-- start of Information provided --

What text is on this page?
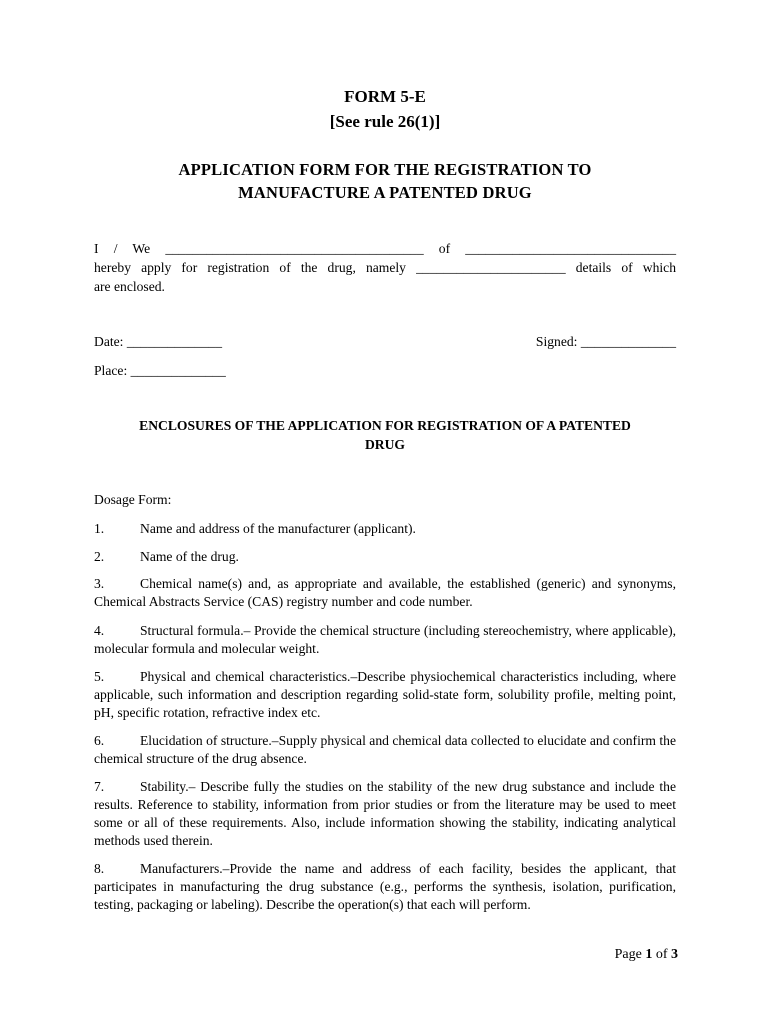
FORM 5-E
[See rule 26(1)]
APPLICATION FORM FOR THE REGISTRATION TO
MANUFACTURE A PATENTED DRUG
I / We ______________________________________ of _______________________________
hereby apply for registration of the drug, namely ______________________ details of which
are enclosed.
Date: ______________	Signed: ______________
Place: ______________
ENCLOSURES OF THE APPLICATION FOR REGISTRATION OF A PATENTED
DRUG
Dosage Form:
1.	Name and address of the manufacturer (applicant).
2.	Name of the drug.
3.	Chemical name(s) and, as appropriate and available, the established (generic) and synonyms, Chemical Abstracts Service (CAS) registry number and code number.
4.	Structural formula.– Provide the chemical structure (including stereochemistry, where applicable), molecular formula and molecular weight.
5.	Physical and chemical characteristics.–Describe physiochemical characteristics including, where applicable, such information and description regarding solid-state form, solubility profile, melting point, pH, specific rotation, refractive index etc.
6.	Elucidation of structure.–Supply physical and chemical data collected to elucidate and confirm the chemical structure of the drug absence.
7.	Stability.– Describe fully the studies on the stability of the new drug substance and include the results. Reference to stability, information from prior studies or from the literature may be used to meet some or all of these requirements. Also, include information showing the stability, indicating analytical methods used therein.
8.	Manufacturers.–Provide the name and address of each facility, besides the applicant, that participates in manufacturing the drug substance (e.g., performs the synthesis, isolation, purification, testing, packaging or labeling). Describe the operation(s) that each will perform.
Page 1 of 3
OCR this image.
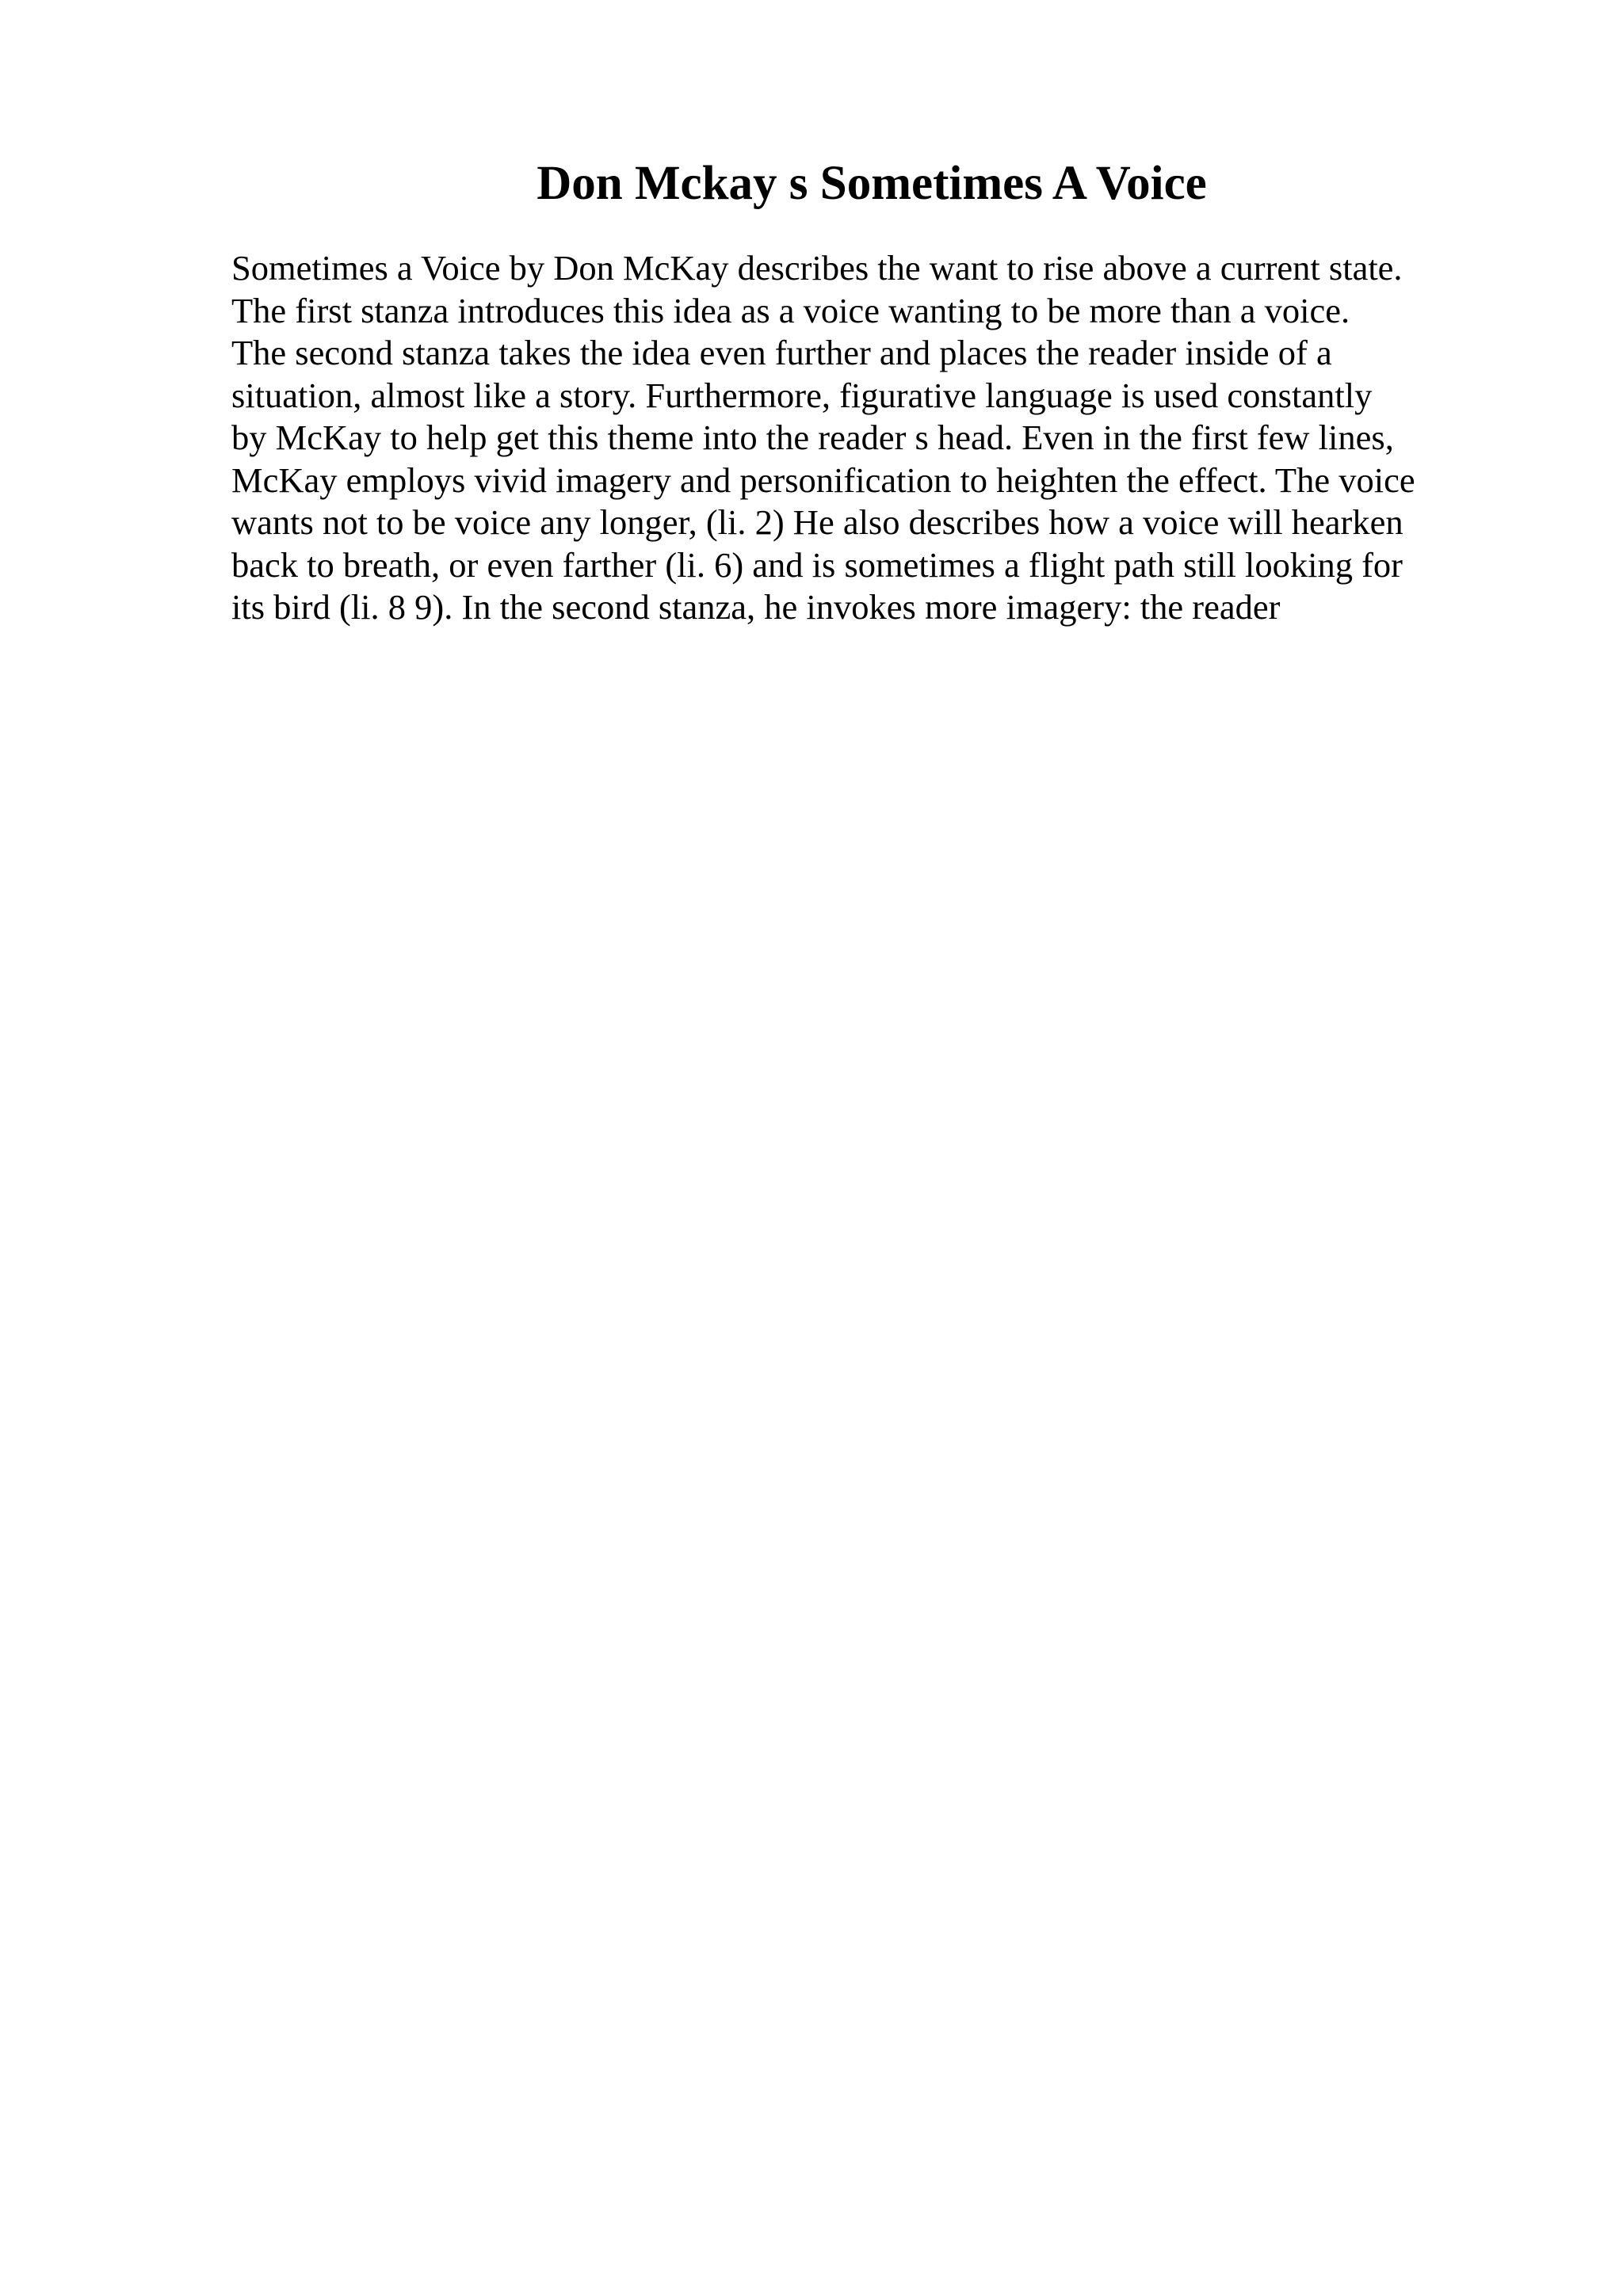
Don Mckay s Sometimes A Voice
Sometimes a Voice by Don McKay describes the want to rise above a current state.
The first stanza introduces this idea as a voice wanting to be more than a voice.
The second stanza takes the idea even further and places the reader inside of a
situation, almost like a story. Furthermore, figurative language is used constantly
by McKay to help get this theme into the reader s head. Even in the first few lines,
McKay employs vivid imagery and personification to heighten the effect. The voice
wants not to be voice any longer, (li. 2) He also describes how a voice will hearken
back to breath, or even farther (li. 6) and is sometimes a flight path still looking for
its bird (li. 8 9). In the second stanza, he invokes more imagery: the reader
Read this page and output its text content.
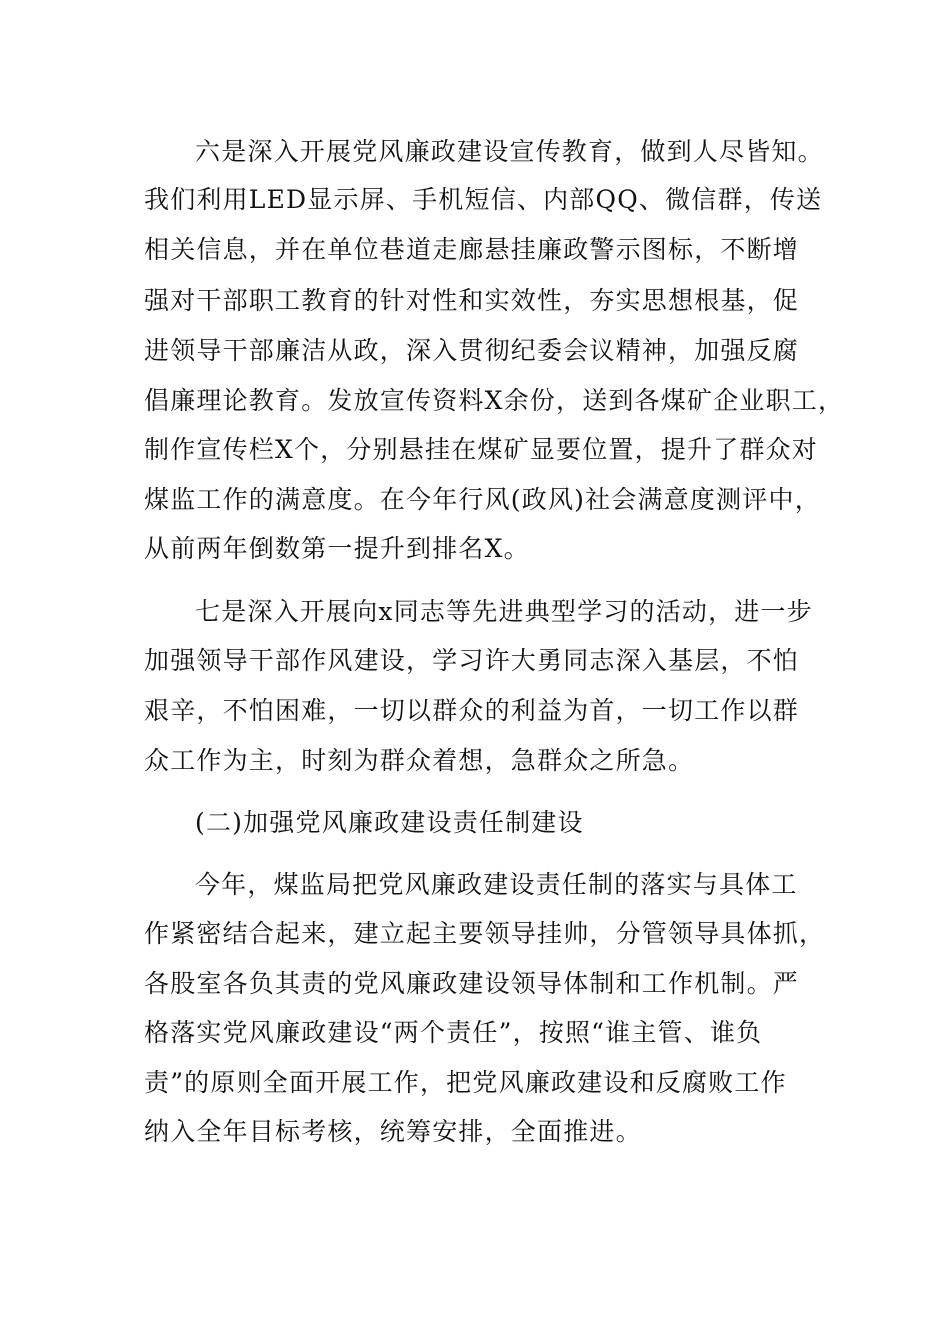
六是深入开展党风廉政建设宣传教育，做到人尽皆知。

我们利用LED显示屏、手机短信、内部QQ、微信群，传送

相关信息，并在单位巷道走廊悬挂廉政警示图标，不断增

强对干部职工教育的针对性和实效性，夯实思想根基，促

进领导干部廉洁从政，深入贯彻纪委会议精神，加强反腐

倡廉理论教育。发放宣传资料X余份，送到各煤矿企业职工，

制作宣传栏X个，分别悬挂在煤矿显要位置，提升了群众对

煤监工作的满意度。在今年行风(政风)社会满意度测评中，

从前两年倒数第一提升到排名X。

七是深入开展向x同志等先进典型学习的活动，进一步

加强领导干部作风建设，学习许大勇同志深入基层，不怕

艰辛，不怕困难，一切以群众的利益为首，一切工作以群

众工作为主，时刻为群众着想，急群众之所急。

(二)加强党风廉政建设责任制建设

今年，煤监局把党风廉政建设责任制的落实与具体工

作紧密结合起来，建立起主要领导挂帅，分管领导具体抓，

各股室各负其责的党风廉政建设领导体制和工作机制。严

格落实党风廉政建设“两个责任”，按照“谁主管、谁负

责”的原则全面开展工作，把党风廉政建设和反腐败工作

纳入全年目标考核，统筹安排，全面推进。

-- end of Information provided --

= Instructions for the task =
Scan the material above. Copy each line that holds the word "idea".

= Exercise solution =
The first stanza introduces this idea as a voice wanting to be more than a voice.
The second stanza takes the idea even further and places the reader inside of a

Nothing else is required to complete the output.